=== TEXTE ===
----

Georges-Antoine Rochegrosse (1859-1938), Salammbô, huile sur toile.

Publié en 1862, Salammbô est l’un des ouvrages les plus aboutis de Flaubert qui raconte la mutinerie des mercenaires berbères employés par Carthage lors de la première guerre punique au IIIème siècle avant Jésus-Christ, ceux-ci étant furieux de ne pas avoir été payés autant qu’ils l’espéraient. Dans l’intrigue, Salammbô est la fille d’Hamilcar, l’un des deux suffètes de Carthage, et elle est dédiée au culte de la déesse Tanit. Lorsqu’il l’aperçoit, le chef des mercenaires libyens, Mâtho, tombe amoureux d’elle, et lors d’un rendez-vous secret, il volera pour elle le voile de la déesse Tanit que personne ne pouvait toucher.

A la fin de l’histoire, après la victoire des Carthaginois sur les mercenaires auxquels Hamilcar a tendu un piège afin qu’ils meurent affamés dans le Défilé de la Hache, et après une ultime bataille perdue par les troupes de Mâtho, les deux amants se font assassiner presque simultanément, le jour du mariage de Salammbô.

Pour exécuter ce chef d’œuvre de la littérature, Flaubert se rendit en Tunisie en 1858  afin de n’omettre aucun détail qui pourrait contribuer au témoignage d’un Orient violent et sensuel tel qu’il était fantasmé par l’écrivain à une époque où l’orientalisme était très en vogue en Europe.

Georges Rochegrosse était l’un des peintres français les plus en vue au Salon à la fin du XIXème siècle. Auteur de toiles aux couleurs vibrantes, il puise ses inspirations dans de nombreuses sources, notamment chez les opéras de Wagner qui lui vaudront l’une de ses plus grandes réussites, Le chevalier aux fleurs. Quand l’éditeur  A. Ferroud lui demande d’illustrer Salammbô de Flaubert, le peintre en tirera une série d’aquarelles et de peintures marquées par l’influence orientaliste qui imprègne l’ensemble de son œuvre.

----

=== ACTIONS DEMANDÉES ===
• 1. Pouvez-vous reformuler sous forme de liste le paragraphe du texte qui commence par « Georges Rochegrosse était l’un des peintres », en conservant ses faits essentiels ?
• 2. Pourriez-vous donner la suite du texte sur Salammbô et Rochegrosse, à partir de sa dernière phrase ?
Les entrées ci-dessous n’ont aucun lien avec le texte.

----

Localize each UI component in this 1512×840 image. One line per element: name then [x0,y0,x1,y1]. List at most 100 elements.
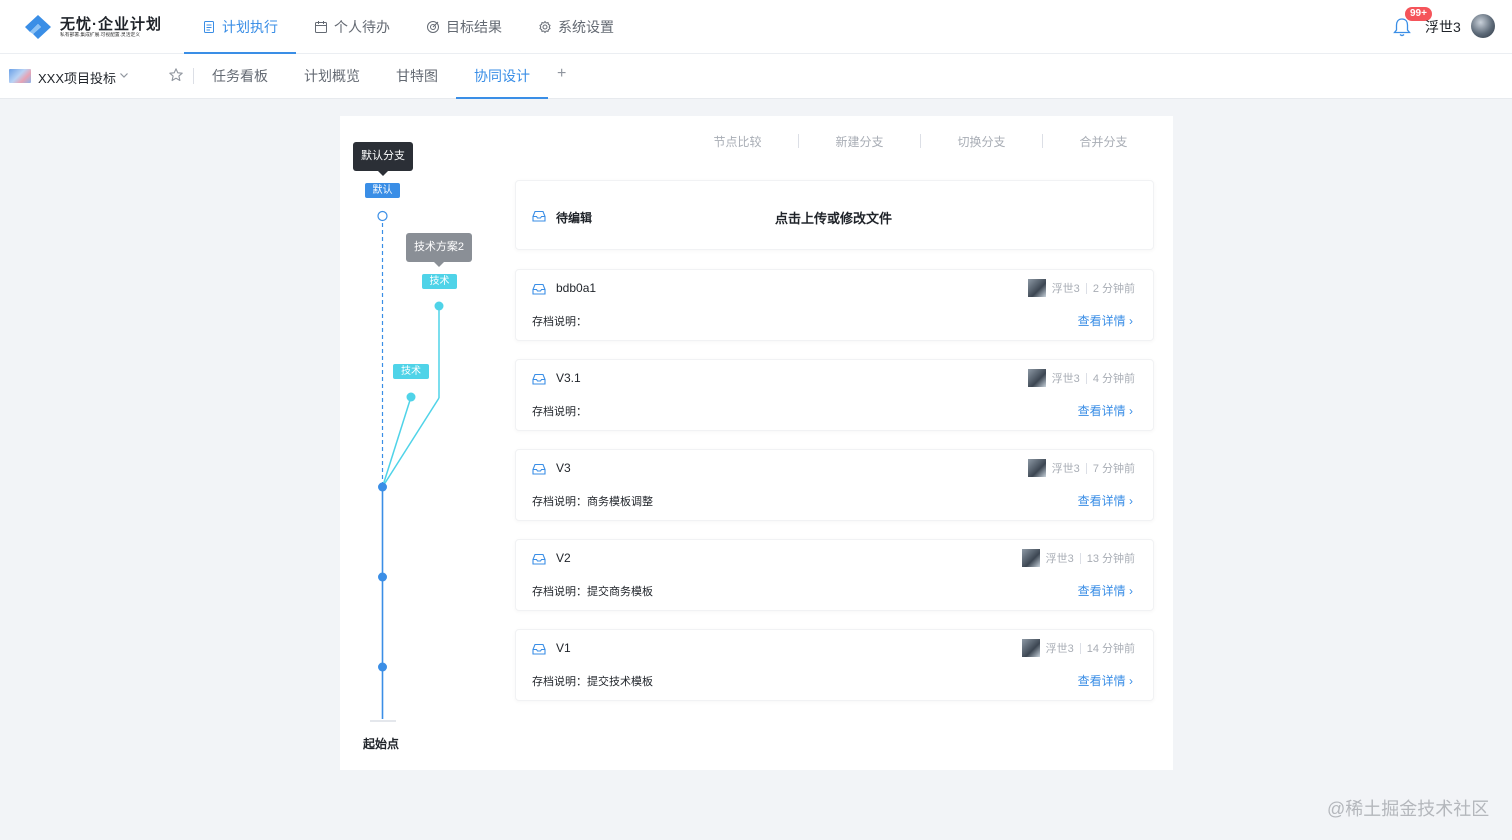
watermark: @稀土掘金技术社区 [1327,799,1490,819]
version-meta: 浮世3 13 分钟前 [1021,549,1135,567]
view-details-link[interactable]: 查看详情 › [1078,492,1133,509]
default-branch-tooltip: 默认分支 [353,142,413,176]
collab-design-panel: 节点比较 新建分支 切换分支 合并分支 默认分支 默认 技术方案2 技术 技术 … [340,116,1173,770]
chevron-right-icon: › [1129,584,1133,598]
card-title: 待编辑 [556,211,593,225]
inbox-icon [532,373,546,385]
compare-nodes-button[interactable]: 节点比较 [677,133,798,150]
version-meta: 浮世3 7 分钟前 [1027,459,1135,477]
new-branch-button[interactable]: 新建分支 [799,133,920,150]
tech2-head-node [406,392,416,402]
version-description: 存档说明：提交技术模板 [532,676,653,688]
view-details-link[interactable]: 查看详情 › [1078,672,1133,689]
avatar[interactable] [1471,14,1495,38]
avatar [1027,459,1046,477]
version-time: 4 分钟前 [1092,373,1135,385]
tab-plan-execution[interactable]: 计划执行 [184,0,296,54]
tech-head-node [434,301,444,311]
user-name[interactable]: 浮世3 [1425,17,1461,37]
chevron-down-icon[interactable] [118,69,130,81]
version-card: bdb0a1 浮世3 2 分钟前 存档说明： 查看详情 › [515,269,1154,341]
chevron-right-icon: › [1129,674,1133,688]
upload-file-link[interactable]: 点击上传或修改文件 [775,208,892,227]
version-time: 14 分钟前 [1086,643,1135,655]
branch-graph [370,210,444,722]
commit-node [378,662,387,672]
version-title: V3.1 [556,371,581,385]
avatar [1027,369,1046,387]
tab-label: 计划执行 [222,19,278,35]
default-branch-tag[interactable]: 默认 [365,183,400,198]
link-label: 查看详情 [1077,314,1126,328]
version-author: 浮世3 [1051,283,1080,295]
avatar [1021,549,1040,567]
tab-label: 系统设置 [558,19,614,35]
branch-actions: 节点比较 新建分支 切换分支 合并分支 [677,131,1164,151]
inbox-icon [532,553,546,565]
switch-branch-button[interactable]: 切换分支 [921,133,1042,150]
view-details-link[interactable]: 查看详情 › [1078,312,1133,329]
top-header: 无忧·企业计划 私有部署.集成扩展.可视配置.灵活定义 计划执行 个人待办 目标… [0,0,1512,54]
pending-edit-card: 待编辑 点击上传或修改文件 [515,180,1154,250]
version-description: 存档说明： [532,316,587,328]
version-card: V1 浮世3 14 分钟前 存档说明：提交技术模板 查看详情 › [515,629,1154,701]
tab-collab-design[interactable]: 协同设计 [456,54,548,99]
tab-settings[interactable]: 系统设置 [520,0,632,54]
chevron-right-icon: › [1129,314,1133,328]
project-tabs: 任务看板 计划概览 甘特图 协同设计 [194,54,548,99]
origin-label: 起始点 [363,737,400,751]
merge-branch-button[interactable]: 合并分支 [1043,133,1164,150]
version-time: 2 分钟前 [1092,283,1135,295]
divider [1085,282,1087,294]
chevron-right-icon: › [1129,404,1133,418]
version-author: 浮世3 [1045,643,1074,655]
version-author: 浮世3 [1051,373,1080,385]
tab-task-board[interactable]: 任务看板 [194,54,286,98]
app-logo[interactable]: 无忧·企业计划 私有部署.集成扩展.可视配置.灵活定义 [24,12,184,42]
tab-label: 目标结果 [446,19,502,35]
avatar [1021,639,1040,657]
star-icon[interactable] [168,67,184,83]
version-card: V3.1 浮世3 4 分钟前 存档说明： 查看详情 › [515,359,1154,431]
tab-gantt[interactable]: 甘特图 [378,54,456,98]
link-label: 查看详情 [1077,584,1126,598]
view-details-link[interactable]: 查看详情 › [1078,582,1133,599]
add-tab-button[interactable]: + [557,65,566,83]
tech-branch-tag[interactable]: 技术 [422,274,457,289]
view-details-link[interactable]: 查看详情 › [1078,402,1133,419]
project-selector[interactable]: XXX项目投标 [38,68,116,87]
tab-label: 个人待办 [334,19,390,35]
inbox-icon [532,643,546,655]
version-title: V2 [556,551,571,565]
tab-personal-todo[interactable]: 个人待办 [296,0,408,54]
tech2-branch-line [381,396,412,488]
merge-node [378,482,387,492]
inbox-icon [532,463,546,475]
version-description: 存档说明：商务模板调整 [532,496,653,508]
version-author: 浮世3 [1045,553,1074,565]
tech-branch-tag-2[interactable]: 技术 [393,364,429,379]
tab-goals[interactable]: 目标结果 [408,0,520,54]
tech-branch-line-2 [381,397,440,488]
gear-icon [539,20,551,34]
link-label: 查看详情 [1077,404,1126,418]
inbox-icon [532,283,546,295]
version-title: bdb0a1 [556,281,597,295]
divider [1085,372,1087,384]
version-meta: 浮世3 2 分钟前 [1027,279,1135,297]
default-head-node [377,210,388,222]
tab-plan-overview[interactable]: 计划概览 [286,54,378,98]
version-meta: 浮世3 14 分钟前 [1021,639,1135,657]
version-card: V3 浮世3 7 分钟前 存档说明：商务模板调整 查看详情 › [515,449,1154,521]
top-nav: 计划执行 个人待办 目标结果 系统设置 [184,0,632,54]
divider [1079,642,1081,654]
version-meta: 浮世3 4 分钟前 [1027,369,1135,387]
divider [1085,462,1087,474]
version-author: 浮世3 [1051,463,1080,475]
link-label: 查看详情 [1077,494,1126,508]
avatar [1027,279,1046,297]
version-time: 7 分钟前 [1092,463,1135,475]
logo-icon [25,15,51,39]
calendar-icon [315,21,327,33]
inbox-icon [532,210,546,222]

----

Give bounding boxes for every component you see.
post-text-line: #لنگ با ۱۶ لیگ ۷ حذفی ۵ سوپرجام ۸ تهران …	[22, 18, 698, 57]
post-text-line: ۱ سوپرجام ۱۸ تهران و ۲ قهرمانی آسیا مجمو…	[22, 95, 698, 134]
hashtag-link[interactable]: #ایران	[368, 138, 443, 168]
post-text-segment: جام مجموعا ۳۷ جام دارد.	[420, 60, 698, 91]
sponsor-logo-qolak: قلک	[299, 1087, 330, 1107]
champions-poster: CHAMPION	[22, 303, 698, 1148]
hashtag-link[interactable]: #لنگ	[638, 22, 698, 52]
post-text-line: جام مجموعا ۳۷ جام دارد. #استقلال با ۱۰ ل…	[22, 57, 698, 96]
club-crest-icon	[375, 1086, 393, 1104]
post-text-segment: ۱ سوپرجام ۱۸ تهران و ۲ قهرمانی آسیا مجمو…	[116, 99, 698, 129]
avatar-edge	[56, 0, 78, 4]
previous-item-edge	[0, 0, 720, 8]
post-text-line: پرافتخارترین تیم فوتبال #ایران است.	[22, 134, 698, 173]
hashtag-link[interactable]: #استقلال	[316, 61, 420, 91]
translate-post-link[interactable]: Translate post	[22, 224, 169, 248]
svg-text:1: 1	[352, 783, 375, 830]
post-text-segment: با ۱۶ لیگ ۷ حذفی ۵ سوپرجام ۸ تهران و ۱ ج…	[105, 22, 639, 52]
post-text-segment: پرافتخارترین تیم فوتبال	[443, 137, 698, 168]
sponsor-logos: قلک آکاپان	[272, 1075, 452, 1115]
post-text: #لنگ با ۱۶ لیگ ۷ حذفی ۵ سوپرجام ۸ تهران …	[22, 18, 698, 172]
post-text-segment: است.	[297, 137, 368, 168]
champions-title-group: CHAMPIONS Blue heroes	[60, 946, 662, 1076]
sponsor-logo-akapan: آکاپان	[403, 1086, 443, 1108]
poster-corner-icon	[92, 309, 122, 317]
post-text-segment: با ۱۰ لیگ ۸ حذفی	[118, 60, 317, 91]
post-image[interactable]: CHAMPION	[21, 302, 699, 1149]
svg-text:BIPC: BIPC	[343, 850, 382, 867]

----

=== RÉPONSES FINALES ===
• 1.
- Georges Rochegrosse comptait parmi les peintres français les plus en vue au Salon à la fin du XIXe siècle.
- Ses toiles se distinguent par des couleurs vibrantes.
- Il puise son inspiration dans de nombreuses sources, notamment les opéras de Wagner, qui lui vaudront l’une de ses plus grandes réussites, Le chevalier aux fleurs.
- L’éditeur A. Ferroud lui demande d’illustrer Salammbô de Flaubert, et il en tire une série d’aquarelles et de peintures.
- Cette série est marquée par l’influence orientaliste présente dans l’ensemble de son œuvre.

• 2.
 

Gaston Bussière (1862–1928),Salammbô,1907,huile sur toile,collection privée.
Gaston Bussière (1862–1928),Salammbô,1907,huile sur toile,collection privée.

Gaston Bussière est un peintre symboliste français. Il réalisera de nombreuses peintures inspirées de la littérature et des légendes, en représentant des figures féminines oniriques dont le romantisme se confond avec la sensualité.

TITANIA- LE SONGE D’UNE NUIT D’ÉTÉ

Frederick Howard Michael (1865–1936), Titania, 1897, huile sur toile, collection privée.
Frederick Howard Michael (1865–1936), Titania, 1897, huile sur toile, collection privée.

Titania est le principal personnage féminin d’une autre pièce illustre de Shakespeare, le Songe d’une nuit d’été, publié en 1600. Titania est la reine des fée et l’épouse du roi des elfes Obéron. Après qu’une dispute ait éclaté au sein du couple, Obéron charge Puck, un lutin farceur, de jeter un sort à sa femme endormie afin qu’elle tombe amoureuse de la première personne qu’elle verrait à son réveil. Malheureusement pour elle il s’agira de  Nick Bottom, un tisserand qui répétait une pièce de théâtre dans la forêt et que Puck a affublé d’une tête d’âne.

Paul-Léon Gervais, La folie de Titania,1897, huile sur toile, Musée des Augustins.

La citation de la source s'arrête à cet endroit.